EXTRACT PROVIDED:
(begin)

# Where to get Chinese/Thai style paper 'lucky lanterns'



## manchesterborn (Jul 4, 2011)

Hi,
Does anyone know of ANYWHERE in Dubai that sells the paper lanterns that you get in Thailand. I don't mean the ones that you put around a lightblub in your house....but more the large paper 'lucky lanterns' that you set alight and they float up into the sky.

I am going to be celebrating a special occasion soon and it would be really nice for my partner and I to set off one of these at night on the beach somewhere.

I have tried Carrefore and some little 'tat' shops in Ibn Battuta but there was no luck


----------



## dizzyizzy (Mar 30, 2008)

Did you try dragonmart?


----------



## manchesterborn (Jul 4, 2011)

aaah good call!!! I will try tonight. what road number is it on btw as I have only been there once and for the life of me cant remember how I got there!


----------



## ccr (Jun 20, 2010)

manchesterborn said:


> ...what road number is it on btw as I have only been there once and for the life of me cant remember how I got there!


MAP

Repeat after me... "Google is my friend!"... now do that 10 times...


----------



## manchesterborn (Jul 4, 2011)

(end)

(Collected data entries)
(begin)

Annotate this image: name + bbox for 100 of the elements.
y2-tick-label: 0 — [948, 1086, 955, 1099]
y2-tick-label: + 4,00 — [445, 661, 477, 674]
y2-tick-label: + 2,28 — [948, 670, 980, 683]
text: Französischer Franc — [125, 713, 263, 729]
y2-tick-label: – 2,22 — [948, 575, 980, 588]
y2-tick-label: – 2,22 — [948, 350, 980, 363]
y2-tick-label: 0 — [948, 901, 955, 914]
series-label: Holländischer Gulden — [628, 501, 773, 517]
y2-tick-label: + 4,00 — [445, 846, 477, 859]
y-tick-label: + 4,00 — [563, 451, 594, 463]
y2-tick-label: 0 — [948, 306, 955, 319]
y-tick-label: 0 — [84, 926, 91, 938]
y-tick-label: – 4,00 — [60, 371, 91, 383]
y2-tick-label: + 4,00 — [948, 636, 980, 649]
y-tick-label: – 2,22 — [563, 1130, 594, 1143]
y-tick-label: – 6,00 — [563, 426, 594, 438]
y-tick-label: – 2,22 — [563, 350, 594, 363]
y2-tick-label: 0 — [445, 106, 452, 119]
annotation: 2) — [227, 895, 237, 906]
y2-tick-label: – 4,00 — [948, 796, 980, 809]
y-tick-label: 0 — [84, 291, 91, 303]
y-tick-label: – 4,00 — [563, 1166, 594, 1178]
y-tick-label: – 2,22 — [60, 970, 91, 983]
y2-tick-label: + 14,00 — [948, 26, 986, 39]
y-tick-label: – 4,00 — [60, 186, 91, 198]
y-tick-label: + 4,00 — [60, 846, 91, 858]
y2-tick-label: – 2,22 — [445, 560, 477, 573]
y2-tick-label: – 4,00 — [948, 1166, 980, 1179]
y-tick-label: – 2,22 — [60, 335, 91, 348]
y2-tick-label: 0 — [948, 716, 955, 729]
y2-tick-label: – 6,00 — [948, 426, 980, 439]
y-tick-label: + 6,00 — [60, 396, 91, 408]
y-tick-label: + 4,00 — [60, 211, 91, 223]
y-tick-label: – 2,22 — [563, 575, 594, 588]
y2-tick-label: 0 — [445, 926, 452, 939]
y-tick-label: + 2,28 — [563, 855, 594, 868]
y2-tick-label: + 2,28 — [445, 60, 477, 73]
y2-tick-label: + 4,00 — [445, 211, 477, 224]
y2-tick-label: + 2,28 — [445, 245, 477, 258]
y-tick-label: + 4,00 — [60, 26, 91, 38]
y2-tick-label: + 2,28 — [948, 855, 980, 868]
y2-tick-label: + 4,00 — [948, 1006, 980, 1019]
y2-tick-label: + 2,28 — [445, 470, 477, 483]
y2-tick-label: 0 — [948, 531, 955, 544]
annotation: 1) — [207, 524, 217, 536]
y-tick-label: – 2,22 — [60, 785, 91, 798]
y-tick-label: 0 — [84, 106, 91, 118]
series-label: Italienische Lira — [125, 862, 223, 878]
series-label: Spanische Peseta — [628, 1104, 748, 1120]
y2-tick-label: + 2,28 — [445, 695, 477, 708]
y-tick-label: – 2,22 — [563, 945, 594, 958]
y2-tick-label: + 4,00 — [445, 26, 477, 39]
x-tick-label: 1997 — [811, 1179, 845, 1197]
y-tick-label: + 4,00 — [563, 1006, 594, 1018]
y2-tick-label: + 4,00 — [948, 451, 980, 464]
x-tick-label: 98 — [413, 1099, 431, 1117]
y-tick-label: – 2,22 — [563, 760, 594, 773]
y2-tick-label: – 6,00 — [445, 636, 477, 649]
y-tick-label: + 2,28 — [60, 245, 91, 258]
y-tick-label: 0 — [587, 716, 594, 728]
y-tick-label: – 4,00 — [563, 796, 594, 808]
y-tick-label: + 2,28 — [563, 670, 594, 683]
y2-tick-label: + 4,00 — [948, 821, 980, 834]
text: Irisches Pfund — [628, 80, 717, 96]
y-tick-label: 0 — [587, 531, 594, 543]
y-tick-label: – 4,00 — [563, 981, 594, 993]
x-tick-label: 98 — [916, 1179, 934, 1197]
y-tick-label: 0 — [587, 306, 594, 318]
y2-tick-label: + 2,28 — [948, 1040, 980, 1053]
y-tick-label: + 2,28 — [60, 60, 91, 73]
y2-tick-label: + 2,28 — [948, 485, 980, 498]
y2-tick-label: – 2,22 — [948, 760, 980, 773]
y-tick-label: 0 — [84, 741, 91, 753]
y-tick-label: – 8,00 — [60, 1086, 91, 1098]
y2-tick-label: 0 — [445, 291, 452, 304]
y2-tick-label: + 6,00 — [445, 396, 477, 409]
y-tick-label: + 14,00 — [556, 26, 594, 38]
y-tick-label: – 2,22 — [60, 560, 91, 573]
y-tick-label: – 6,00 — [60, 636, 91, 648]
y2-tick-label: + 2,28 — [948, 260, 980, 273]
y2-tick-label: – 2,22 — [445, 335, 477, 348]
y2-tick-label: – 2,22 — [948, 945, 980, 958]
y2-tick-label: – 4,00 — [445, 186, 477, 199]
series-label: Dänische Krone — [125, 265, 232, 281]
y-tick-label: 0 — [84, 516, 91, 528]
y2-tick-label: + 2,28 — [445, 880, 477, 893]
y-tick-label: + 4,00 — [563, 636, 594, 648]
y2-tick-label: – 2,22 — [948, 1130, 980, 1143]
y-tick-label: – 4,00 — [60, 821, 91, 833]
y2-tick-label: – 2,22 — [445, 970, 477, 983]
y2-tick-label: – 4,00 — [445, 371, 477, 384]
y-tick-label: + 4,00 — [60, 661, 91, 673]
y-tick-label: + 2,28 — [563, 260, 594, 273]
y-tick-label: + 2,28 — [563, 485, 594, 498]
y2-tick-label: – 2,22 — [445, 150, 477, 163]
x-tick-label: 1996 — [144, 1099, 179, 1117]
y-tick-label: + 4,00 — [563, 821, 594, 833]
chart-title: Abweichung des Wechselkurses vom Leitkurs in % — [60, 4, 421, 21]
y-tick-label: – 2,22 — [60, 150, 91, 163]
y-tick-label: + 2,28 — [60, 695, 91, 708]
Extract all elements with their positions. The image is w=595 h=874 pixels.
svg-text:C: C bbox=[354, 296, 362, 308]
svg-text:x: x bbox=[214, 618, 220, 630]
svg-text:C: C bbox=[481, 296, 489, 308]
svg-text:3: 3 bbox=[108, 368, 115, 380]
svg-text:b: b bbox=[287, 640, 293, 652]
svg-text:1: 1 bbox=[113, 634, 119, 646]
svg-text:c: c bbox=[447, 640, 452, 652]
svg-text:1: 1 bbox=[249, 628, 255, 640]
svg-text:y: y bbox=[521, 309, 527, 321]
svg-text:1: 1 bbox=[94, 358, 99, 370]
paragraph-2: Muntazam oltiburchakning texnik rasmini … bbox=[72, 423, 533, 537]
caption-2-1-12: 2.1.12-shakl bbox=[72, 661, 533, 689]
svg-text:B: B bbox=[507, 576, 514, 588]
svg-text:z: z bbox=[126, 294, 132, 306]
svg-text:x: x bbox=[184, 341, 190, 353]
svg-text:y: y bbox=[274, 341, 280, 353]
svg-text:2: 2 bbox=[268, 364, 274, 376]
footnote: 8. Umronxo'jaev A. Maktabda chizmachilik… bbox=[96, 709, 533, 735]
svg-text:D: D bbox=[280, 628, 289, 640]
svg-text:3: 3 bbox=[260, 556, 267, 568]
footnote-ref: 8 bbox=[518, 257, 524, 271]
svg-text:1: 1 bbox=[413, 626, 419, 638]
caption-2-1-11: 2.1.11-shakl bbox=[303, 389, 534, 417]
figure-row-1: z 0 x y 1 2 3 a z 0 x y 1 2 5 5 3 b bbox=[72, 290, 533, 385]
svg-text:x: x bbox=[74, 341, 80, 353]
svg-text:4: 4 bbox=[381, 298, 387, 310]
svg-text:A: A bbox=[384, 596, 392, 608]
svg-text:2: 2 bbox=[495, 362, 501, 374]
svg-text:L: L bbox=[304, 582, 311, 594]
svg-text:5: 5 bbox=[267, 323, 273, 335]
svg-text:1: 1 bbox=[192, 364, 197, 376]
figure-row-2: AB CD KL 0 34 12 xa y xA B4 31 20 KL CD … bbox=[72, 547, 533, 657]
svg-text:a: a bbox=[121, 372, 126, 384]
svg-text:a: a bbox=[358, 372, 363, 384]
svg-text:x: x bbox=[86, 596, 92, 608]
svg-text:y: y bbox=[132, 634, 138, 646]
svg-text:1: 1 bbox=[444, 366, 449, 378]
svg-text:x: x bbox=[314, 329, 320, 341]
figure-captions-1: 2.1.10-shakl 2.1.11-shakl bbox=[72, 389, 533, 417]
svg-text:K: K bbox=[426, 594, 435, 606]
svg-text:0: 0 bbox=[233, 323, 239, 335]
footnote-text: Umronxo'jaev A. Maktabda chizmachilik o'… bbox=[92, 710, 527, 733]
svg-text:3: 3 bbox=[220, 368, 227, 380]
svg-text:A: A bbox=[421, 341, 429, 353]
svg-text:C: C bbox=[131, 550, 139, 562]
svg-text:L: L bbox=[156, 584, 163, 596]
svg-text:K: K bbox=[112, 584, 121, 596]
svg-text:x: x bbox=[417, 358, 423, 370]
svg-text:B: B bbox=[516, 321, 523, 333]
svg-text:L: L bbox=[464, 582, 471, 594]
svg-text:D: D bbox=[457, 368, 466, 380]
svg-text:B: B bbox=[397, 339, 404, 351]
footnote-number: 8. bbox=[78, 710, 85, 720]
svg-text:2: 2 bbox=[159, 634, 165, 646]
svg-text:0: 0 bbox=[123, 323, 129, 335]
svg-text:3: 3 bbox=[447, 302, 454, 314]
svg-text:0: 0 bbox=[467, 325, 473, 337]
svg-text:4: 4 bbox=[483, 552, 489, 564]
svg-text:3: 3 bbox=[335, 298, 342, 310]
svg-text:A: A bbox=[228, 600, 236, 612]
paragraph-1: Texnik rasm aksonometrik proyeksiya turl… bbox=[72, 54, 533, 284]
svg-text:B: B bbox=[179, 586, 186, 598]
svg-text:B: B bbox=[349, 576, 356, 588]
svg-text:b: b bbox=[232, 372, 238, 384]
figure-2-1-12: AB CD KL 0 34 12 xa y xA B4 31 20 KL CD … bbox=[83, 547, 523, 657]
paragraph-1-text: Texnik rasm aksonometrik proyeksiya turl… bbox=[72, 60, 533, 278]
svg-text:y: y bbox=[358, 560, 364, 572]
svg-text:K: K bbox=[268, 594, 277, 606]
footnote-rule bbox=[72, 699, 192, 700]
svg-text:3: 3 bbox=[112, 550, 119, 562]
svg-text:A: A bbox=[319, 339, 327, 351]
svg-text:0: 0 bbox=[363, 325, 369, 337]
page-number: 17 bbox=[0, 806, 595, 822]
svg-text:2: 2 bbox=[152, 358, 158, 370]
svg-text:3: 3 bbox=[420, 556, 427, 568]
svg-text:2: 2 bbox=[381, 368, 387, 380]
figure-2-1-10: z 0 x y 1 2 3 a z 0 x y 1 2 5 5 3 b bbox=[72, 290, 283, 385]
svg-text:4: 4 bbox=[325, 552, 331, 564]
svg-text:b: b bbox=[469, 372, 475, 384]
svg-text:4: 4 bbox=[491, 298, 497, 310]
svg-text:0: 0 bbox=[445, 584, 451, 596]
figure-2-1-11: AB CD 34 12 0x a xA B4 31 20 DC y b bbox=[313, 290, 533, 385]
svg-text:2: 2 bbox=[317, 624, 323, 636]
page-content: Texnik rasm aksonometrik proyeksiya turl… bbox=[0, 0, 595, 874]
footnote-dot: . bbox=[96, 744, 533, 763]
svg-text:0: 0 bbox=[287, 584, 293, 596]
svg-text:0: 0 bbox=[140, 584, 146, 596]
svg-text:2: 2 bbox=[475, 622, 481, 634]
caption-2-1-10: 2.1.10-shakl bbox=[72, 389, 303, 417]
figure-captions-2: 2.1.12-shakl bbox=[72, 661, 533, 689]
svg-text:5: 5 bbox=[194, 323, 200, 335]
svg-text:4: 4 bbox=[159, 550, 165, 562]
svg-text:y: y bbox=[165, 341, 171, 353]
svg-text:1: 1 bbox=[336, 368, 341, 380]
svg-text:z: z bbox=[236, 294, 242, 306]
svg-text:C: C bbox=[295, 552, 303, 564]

(end)

PROBLEMS TO WORK ON:
**a.** Update the lantern thread, giving everything from "# Where to get" down to "into the sky." with "Dubai" changed to "Abu Dhabi".
**b.** In the lantern thread, which place does dizzyizzy suggest trying?

WORKED SOLUTIONS:
**a.**
# Where to get Chinese/Thai style paper 'lucky lanterns'



## manchesterborn (Jul 4, 2011)

Hi,
Does anyone know of ANYWHERE in Abu Dhabi that sells the paper lanterns that you get in Thailand. I don't mean the ones that you put around a lightblub in your house....but more the large paper 'lucky lanterns' that you set alight and they float up into the sky.

**b.** Dragonmart